**What is needed**
From the listing below, work out how many lines contain "name". Reply with that number only.

[Records about charts and figures]

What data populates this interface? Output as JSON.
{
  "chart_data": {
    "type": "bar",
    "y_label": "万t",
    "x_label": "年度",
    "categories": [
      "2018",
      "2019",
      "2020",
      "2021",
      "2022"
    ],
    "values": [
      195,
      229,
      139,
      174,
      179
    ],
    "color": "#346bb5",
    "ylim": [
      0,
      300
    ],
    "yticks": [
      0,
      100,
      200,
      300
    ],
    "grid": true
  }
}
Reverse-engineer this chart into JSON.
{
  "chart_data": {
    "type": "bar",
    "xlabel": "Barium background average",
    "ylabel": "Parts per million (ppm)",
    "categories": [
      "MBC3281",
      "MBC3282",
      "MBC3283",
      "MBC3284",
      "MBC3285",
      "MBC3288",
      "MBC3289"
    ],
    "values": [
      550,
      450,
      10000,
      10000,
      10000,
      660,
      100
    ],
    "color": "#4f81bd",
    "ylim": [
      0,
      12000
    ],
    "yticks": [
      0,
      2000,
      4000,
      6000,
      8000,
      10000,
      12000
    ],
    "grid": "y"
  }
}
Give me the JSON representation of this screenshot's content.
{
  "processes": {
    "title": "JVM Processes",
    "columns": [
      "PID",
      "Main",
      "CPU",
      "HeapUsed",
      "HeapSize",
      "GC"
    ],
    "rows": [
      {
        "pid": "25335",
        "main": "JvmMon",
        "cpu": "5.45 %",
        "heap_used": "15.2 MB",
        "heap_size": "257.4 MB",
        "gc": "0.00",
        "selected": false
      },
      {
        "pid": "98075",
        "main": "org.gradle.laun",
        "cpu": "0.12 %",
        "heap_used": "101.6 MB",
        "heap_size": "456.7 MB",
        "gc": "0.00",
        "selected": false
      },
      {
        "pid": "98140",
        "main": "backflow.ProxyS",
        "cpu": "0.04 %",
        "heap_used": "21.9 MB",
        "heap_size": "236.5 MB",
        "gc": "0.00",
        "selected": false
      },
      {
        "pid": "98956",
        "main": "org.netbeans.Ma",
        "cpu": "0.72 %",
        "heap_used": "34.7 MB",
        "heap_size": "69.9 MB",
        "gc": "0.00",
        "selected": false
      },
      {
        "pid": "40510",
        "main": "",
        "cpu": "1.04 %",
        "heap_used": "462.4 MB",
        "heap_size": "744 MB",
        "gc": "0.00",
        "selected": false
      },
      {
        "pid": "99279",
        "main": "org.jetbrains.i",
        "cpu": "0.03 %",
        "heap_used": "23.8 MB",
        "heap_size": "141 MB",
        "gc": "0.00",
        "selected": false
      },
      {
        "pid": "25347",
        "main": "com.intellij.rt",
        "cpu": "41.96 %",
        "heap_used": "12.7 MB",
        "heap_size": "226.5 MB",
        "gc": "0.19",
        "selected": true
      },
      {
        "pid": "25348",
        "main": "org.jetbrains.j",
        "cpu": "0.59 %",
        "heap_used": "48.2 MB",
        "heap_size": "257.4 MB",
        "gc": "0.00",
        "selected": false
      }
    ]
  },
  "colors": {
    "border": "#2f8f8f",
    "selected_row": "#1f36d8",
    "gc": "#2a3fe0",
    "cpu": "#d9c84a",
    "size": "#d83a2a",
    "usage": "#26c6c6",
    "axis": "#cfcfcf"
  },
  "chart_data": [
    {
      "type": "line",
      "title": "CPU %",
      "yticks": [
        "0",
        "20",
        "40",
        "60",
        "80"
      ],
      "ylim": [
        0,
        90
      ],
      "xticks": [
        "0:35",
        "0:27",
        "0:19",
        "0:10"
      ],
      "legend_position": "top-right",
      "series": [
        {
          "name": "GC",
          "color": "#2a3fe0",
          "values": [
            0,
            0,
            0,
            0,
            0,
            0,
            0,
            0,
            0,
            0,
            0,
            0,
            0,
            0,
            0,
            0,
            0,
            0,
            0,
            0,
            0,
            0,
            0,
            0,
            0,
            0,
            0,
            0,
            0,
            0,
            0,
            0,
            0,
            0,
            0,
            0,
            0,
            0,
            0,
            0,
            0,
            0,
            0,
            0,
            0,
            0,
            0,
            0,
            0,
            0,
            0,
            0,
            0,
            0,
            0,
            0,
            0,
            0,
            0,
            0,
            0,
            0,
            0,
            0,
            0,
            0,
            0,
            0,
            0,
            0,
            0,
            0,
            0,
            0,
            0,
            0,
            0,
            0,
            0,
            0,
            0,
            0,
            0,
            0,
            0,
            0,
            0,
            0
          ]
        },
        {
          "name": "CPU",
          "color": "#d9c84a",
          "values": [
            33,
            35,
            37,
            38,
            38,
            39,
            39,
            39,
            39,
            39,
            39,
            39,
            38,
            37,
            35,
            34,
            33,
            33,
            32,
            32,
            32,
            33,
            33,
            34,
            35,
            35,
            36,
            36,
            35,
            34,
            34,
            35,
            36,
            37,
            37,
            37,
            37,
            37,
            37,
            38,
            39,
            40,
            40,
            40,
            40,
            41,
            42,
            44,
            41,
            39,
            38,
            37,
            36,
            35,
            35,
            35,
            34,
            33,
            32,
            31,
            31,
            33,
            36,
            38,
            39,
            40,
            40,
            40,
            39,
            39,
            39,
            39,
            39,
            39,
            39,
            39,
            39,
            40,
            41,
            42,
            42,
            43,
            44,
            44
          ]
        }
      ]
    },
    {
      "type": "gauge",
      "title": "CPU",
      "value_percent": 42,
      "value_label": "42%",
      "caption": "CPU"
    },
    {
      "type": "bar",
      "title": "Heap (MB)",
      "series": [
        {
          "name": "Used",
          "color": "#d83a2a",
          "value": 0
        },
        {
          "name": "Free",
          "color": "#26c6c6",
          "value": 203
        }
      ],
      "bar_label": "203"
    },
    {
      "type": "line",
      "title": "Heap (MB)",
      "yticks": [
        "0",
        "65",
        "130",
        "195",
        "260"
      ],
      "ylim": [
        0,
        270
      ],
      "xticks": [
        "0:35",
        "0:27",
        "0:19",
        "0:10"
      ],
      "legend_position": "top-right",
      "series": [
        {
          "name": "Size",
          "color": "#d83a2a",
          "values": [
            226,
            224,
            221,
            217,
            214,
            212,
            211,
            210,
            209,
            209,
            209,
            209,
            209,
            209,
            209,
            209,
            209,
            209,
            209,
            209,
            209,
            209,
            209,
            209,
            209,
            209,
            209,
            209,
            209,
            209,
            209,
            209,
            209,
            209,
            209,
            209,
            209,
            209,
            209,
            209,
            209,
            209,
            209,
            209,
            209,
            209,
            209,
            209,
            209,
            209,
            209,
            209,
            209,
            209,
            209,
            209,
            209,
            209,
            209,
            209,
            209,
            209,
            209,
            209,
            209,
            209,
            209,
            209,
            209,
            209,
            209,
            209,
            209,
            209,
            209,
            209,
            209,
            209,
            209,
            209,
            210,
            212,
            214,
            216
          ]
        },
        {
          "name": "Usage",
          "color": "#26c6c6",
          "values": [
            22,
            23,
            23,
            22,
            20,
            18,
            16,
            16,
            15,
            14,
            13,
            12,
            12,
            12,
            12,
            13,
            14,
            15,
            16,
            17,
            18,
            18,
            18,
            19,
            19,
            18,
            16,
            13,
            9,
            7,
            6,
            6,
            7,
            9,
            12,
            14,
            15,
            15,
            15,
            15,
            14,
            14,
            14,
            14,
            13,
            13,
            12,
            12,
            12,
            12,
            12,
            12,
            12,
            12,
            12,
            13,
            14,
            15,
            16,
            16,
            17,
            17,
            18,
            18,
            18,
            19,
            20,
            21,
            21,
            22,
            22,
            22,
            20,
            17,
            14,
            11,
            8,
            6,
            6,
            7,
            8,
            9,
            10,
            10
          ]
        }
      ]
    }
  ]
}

**Solution to this exercise**
6